◆ Work to complete ◆
Render every line of the data below as a numbered list, leaving out any blank lines.

Stored dataset items:
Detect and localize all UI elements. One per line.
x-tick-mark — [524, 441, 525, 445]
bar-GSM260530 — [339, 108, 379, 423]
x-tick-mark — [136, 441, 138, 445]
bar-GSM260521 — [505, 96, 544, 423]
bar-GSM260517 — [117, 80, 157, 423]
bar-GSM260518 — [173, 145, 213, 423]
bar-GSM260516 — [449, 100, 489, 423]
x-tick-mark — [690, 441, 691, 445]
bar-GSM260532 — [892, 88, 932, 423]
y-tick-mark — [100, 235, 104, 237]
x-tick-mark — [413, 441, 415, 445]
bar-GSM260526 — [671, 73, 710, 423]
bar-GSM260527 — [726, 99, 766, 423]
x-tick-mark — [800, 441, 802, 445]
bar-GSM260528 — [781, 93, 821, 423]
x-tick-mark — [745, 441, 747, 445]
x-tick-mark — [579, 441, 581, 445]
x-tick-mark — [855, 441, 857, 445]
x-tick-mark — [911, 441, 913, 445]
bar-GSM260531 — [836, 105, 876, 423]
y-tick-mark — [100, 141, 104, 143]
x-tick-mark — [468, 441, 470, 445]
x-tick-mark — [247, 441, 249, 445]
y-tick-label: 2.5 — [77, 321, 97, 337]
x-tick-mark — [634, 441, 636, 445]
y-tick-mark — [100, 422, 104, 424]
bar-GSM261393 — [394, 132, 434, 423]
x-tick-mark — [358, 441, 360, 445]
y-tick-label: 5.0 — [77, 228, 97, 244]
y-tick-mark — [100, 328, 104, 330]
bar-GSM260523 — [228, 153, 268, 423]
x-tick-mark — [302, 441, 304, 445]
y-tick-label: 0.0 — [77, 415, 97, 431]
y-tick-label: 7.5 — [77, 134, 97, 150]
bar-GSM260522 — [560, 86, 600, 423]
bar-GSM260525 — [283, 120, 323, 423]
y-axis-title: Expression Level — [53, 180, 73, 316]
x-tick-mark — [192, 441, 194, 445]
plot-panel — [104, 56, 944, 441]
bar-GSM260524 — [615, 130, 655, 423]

◆ Exercise output ◆
1. Detect and localize all UI elements. One per line.
2. x-tick-mark — [524, 441, 525, 445]
3. bar-GSM260530 — [339, 108, 379, 423]
4. x-tick-mark — [136, 441, 138, 445]
5. bar-GSM260521 — [505, 96, 544, 423]
6. bar-GSM260517 — [117, 80, 157, 423]
7. bar-GSM260518 — [173, 145, 213, 423]
8. bar-GSM260516 — [449, 100, 489, 423]
9. x-tick-mark — [690, 441, 691, 445]
10. bar-GSM260532 — [892, 88, 932, 423]
11. y-tick-mark — [100, 235, 104, 237]
12. x-tick-mark — [413, 441, 415, 445]
13. bar-GSM260526 — [671, 73, 710, 423]
14. bar-GSM260527 — [726, 99, 766, 423]
15. x-tick-mark — [800, 441, 802, 445]
16. bar-GSM260528 — [781, 93, 821, 423]
17. x-tick-mark — [745, 441, 747, 445]
18. x-tick-mark — [579, 441, 581, 445]
19. x-tick-mark — [855, 441, 857, 445]
20. x-tick-mark — [911, 441, 913, 445]
21. bar-GSM260531 — [836, 105, 876, 423]
22. y-tick-mark — [100, 141, 104, 143]
23. x-tick-mark — [468, 441, 470, 445]
24. x-tick-mark — [247, 441, 249, 445]
25. y-tick-label: 2.5 — [77, 321, 97, 337]
26. x-tick-mark — [634, 441, 636, 445]
27. y-tick-mark — [100, 422, 104, 424]
28. bar-GSM261393 — [394, 132, 434, 423]
29. x-tick-mark — [358, 441, 360, 445]
30. y-tick-label: 5.0 — [77, 228, 97, 244]
31. y-tick-mark — [100, 328, 104, 330]
32. bar-GSM260523 — [228, 153, 268, 423]
33. x-tick-mark — [302, 441, 304, 445]
34. y-tick-label: 0.0 — [77, 415, 97, 431]
35. y-tick-label: 7.5 — [77, 134, 97, 150]
36. bar-GSM260522 — [560, 86, 600, 423]
37. bar-GSM260525 — [283, 120, 323, 423]
38. y-axis-title: Expression Level — [53, 180, 73, 316]
39. x-tick-mark — [192, 441, 194, 445]
40. plot-panel — [104, 56, 944, 441]
41. bar-GSM260524 — [615, 130, 655, 423]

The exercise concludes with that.